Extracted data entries
------------------------

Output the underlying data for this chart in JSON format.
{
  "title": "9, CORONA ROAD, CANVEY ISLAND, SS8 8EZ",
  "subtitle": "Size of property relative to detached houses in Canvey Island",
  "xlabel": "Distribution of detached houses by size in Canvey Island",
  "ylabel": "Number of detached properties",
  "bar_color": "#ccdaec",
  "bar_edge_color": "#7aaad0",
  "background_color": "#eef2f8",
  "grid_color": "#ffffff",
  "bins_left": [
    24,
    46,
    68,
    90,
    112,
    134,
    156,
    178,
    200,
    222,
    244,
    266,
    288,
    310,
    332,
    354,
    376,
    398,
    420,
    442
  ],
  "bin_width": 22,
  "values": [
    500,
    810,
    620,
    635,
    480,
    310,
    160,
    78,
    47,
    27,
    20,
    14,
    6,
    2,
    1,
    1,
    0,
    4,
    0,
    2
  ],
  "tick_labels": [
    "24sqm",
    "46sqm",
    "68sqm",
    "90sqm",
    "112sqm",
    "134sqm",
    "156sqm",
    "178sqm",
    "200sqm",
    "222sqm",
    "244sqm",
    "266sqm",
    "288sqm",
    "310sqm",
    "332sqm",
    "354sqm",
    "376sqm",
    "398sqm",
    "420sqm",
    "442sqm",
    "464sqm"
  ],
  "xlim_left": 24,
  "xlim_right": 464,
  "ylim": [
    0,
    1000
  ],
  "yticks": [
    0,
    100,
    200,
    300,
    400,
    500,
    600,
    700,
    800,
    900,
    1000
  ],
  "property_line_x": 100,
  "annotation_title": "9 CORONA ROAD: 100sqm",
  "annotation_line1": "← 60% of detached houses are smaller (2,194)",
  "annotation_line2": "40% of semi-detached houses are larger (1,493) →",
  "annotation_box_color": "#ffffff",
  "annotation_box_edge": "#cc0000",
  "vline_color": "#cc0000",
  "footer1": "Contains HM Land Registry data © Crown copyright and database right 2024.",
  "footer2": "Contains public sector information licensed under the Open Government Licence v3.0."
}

------------------------

> _What you will do_: Return only the count of lines in the records that hold the word "detached".

> _Reply_: 5